Record excerpts:
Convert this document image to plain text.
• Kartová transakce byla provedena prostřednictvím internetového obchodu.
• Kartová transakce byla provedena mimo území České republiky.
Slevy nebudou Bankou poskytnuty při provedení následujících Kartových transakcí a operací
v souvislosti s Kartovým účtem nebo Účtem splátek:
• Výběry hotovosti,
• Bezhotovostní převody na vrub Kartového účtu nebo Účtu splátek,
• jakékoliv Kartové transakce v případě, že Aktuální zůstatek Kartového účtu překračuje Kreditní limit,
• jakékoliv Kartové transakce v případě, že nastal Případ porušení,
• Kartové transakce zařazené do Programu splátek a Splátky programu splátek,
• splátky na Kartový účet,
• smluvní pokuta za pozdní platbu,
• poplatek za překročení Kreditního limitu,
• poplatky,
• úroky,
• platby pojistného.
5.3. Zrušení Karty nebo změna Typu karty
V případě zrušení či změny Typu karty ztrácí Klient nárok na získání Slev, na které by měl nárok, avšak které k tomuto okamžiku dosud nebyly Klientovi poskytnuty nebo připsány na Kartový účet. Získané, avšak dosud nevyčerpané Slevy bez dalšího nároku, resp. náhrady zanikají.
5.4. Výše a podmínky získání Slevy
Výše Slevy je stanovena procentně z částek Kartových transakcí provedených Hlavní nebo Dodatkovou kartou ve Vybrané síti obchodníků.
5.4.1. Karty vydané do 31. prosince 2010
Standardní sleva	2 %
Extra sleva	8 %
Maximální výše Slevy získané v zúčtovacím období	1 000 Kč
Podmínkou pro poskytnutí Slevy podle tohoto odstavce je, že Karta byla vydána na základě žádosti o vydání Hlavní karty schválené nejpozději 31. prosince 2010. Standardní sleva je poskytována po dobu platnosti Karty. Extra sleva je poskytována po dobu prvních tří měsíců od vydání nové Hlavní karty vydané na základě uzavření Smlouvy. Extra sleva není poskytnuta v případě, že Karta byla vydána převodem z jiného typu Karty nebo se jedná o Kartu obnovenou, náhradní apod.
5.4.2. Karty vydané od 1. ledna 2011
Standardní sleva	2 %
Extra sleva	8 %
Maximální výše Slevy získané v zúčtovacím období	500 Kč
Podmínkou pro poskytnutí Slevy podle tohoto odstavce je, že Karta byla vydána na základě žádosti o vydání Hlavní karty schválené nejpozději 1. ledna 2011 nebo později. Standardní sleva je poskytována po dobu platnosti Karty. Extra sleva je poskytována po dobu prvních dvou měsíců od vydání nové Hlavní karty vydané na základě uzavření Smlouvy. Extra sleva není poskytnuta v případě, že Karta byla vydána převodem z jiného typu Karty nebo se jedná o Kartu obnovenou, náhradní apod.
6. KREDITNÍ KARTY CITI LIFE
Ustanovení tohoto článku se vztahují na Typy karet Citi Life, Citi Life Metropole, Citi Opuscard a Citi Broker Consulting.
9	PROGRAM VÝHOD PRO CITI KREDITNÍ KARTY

Your instructions:
The answer should be a single number: the count of lines in the data that include the string "Maximální".

Correct result:
2